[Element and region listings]
⁂

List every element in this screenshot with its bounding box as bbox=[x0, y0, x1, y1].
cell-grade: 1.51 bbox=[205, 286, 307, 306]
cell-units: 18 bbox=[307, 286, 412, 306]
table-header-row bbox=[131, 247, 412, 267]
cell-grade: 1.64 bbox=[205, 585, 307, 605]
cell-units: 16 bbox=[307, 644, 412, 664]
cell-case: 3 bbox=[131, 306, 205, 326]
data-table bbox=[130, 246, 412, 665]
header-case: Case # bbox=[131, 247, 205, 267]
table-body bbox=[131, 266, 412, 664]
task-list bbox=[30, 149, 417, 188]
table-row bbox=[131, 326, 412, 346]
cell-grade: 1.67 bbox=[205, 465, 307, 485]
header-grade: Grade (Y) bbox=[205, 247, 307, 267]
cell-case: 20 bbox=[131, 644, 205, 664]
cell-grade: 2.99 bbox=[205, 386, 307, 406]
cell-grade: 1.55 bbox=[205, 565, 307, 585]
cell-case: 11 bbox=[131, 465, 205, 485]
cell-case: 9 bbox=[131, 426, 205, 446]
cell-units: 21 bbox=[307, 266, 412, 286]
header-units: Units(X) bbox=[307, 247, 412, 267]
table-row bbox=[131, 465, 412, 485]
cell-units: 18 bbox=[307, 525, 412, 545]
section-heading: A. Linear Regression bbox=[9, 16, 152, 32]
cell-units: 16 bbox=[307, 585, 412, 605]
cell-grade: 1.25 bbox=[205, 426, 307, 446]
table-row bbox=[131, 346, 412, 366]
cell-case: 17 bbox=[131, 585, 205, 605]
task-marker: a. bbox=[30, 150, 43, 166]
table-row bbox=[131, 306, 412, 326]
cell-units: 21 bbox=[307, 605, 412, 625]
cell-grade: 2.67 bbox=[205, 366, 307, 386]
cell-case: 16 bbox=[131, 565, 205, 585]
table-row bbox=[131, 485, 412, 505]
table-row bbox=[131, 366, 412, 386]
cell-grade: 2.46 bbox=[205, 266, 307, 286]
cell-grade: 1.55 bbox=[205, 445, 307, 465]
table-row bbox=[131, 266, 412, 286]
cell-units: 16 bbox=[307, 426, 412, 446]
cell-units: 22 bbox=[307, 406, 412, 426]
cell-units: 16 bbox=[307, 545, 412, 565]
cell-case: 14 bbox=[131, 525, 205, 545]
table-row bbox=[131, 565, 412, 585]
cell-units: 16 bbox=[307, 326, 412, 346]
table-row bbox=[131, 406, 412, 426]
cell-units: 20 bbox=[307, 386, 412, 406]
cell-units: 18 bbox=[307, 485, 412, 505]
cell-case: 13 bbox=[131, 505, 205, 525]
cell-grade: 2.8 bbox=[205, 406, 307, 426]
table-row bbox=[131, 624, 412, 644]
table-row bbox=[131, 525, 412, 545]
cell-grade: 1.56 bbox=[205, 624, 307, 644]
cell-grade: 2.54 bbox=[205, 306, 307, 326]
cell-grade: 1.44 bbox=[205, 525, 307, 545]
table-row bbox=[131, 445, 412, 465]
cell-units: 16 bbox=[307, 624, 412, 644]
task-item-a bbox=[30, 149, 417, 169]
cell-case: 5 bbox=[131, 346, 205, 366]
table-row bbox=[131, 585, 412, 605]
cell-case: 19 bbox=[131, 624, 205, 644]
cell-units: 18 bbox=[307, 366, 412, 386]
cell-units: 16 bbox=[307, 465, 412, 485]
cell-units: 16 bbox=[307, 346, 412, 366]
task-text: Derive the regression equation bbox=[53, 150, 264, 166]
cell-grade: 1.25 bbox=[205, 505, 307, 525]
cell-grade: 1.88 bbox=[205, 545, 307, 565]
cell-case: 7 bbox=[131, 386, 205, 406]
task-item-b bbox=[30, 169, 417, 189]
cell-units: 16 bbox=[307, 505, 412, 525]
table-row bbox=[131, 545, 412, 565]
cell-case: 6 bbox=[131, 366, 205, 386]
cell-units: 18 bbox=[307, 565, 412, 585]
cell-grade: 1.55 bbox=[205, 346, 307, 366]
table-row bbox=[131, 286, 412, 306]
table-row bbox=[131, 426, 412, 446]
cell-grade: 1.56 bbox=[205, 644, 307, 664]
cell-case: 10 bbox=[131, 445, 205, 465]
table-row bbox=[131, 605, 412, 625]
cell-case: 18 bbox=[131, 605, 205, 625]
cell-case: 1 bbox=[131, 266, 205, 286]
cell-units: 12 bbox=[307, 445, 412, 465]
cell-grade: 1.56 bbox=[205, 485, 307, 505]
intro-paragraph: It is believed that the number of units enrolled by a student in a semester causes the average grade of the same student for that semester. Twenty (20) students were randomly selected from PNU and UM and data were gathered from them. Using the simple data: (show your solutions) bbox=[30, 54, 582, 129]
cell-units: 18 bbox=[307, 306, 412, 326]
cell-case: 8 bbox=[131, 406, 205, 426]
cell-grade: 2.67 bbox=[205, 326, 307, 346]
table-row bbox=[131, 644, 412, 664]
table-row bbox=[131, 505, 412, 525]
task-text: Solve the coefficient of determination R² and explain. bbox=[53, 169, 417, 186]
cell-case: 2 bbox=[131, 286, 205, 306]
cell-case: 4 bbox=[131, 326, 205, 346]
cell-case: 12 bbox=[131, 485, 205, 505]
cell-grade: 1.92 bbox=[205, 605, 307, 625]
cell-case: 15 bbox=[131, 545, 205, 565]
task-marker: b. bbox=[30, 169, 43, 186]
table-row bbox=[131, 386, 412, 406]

⁂

**What you need to do**
Please turn every line of the data above into a Markdown table with the columns "Row" and "Entry," numbering each row and leaving out blank lines.

**Reply to the exercise**
| Row | Entry |
|---|---|
| 1 | List every element in this screenshot with its bounding box as bbox=[x0, y0, x1, y1]. |
| 2 | cell-grade: 1.51 bbox=[205, 286, 307, 306] |
| 3 | cell-units: 18 bbox=[307, 286, 412, 306] |
| 4 | table-header-row bbox=[131, 247, 412, 267] |
| 5 | cell-grade: 1.64 bbox=[205, 585, 307, 605] |
| 6 | cell-units: 16 bbox=[307, 644, 412, 664] |
| 7 | cell-case: 3 bbox=[131, 306, 205, 326] |
| 8 | data-table bbox=[130, 246, 412, 665] |
| 9 | header-case: Case # bbox=[131, 247, 205, 267] |
| 10 | table-body bbox=[131, 266, 412, 664] |
| 11 | task-list bbox=[30, 149, 417, 188] |
| 12 | table-row bbox=[131, 326, 412, 346] |
| 13 | cell-grade: 1.67 bbox=[205, 465, 307, 485] |
| 14 | header-grade: Grade (Y) bbox=[205, 247, 307, 267] |
| 15 | cell-case: 20 bbox=[131, 644, 205, 664] |
| 16 | cell-grade: 2.99 bbox=[205, 386, 307, 406] |
| 17 | cell-grade: 1.55 bbox=[205, 565, 307, 585] |
| 18 | cell-case: 11 bbox=[131, 465, 205, 485] |
| 19 | cell-case: 9 bbox=[131, 426, 205, 446] |
| 20 | cell-units: 21 bbox=[307, 266, 412, 286] |
| 21 | header-units: Units(X) bbox=[307, 247, 412, 267] |
| 22 | table-row bbox=[131, 465, 412, 485] |
| 23 | cell-units: 18 bbox=[307, 525, 412, 545] |
| 24 | section-heading: A. Linear Regression bbox=[9, 16, 152, 32] |
| 25 | cell-units: 16 bbox=[307, 585, 412, 605] |
| 26 | cell-grade: 1.25 bbox=[205, 426, 307, 446] |
| 27 | table-row bbox=[131, 346, 412, 366] |
| 28 | cell-case: 17 bbox=[131, 585, 205, 605] |
| 29 | task-marker: a. bbox=[30, 150, 43, 166] |
| 30 | table-row bbox=[131, 306, 412, 326] |
| 31 | cell-units: 21 bbox=[307, 605, 412, 625] |
| 32 | cell-grade: 2.67 bbox=[205, 366, 307, 386] |
| 33 | cell-case: 16 bbox=[131, 565, 205, 585] |
| 34 | table-row bbox=[131, 485, 412, 505] |
| 35 | table-row bbox=[131, 366, 412, 386] |
| 36 | cell-grade: 2.46 bbox=[205, 266, 307, 286] |
| 37 | cell-grade: 1.55 bbox=[205, 445, 307, 465] |
| 38 | table-row bbox=[131, 266, 412, 286] |
| 39 | cell-units: 16 bbox=[307, 426, 412, 446] |
| 40 | cell-units: 22 bbox=[307, 406, 412, 426] |
| 41 | cell-units: 16 bbox=[307, 545, 412, 565] |
| 42 | cell-case: 14 bbox=[131, 525, 205, 545] |
| 43 | table-row bbox=[131, 565, 412, 585] |
| 44 | cell-units: 16 bbox=[307, 326, 412, 346] |
| 45 | table-row bbox=[131, 406, 412, 426] |
| 46 | cell-units: 20 bbox=[307, 386, 412, 406] |
| 47 | cell-units: 18 bbox=[307, 485, 412, 505] |
| 48 | cell-case: 13 bbox=[131, 505, 205, 525] |
| 49 | cell-grade: 2.8 bbox=[205, 406, 307, 426] |
| 50 | table-row bbox=[131, 624, 412, 644] |
| 51 | table-row bbox=[131, 525, 412, 545] |
| 52 | cell-grade: 1.56 bbox=[205, 624, 307, 644] |
| 53 | cell-grade: 2.54 bbox=[205, 306, 307, 326] |
| 54 | cell-grade: 1.44 bbox=[205, 525, 307, 545] |
| 55 | table-row bbox=[131, 445, 412, 465] |
| 56 | cell-units: 16 bbox=[307, 624, 412, 644] |
| 57 | task-item-a bbox=[30, 149, 417, 169] |
| 58 | cell-case: 5 bbox=[131, 346, 205, 366] |
| 59 | table-row bbox=[131, 585, 412, 605] |
| 60 | cell-case: 19 bbox=[131, 624, 205, 644] |
| 61 | cell-units: 18 bbox=[307, 366, 412, 386] |
| 62 | cell-units: 16 bbox=[307, 465, 412, 485] |
| 63 | cell-units: 16 bbox=[307, 346, 412, 366] |
| 64 | task-text: Derive the regression equation bbox=[53, 150, 264, 166] |
| 65 | cell-grade: 1.25 bbox=[205, 505, 307, 525] |
| 66 | cell-grade: 1.88 bbox=[205, 545, 307, 565] |
| 67 | cell-case: 7 bbox=[131, 386, 205, 406] |
| 68 | task-item-b bbox=[30, 169, 417, 189] |
| 69 | cell-units: 16 bbox=[307, 505, 412, 525] |
| 70 | table-row bbox=[131, 545, 412, 565] |
| 71 | cell-case: 6 bbox=[131, 366, 205, 386] |
| 72 | cell-units: 18 bbox=[307, 565, 412, 585] |
| 73 | cell-grade: 1.55 bbox=[205, 346, 307, 366] |
| 74 | table-row bbox=[131, 286, 412, 306] |
| 75 | table-row bbox=[131, 426, 412, 446] |
| 76 | cell-grade: 1.56 bbox=[205, 644, 307, 664] |
| 77 | cell-case: 10 bbox=[131, 445, 205, 465] |
| 78 | table-row bbox=[131, 605, 412, 625] |
| 79 | cell-case: 18 bbox=[131, 605, 205, 625] |
| 80 | cell-case: 1 bbox=[131, 266, 205, 286] |
| 81 | cell-units: 12 bbox=[307, 445, 412, 465] |
| 82 | cell-grade: 1.56 bbox=[205, 485, 307, 505] |
| 83 | intro-paragraph: It is believed that the number of units enrolled by a student in a semester causes the average grade of the same student for that semester. Twenty (20) students were randomly selected from PNU and UM and data were gathered from them. Using the simple data: (show your solutions) bbox=[30, 54, 582, 129] |
| 84 | cell-units: 18 bbox=[307, 306, 412, 326] |
| 85 | cell-case: 8 bbox=[131, 406, 205, 426] |
| 86 | cell-grade: 2.67 bbox=[205, 326, 307, 346] |
| 87 | table-row bbox=[131, 644, 412, 664] |
| 88 | table-row bbox=[131, 505, 412, 525] |
| 89 | task-text: Solve the coefficient of determination R² and explain. bbox=[53, 169, 417, 186] |
| 90 | cell-case: 2 bbox=[131, 286, 205, 306] |
| 91 | cell-case: 4 bbox=[131, 326, 205, 346] |
| 92 | cell-case: 12 bbox=[131, 485, 205, 505] |
| 93 | cell-grade: 1.92 bbox=[205, 605, 307, 625] |
| 94 | cell-case: 15 bbox=[131, 545, 205, 565] |
| 95 | task-marker: b. bbox=[30, 169, 43, 186] |
| 96 | table-row bbox=[131, 386, 412, 406] |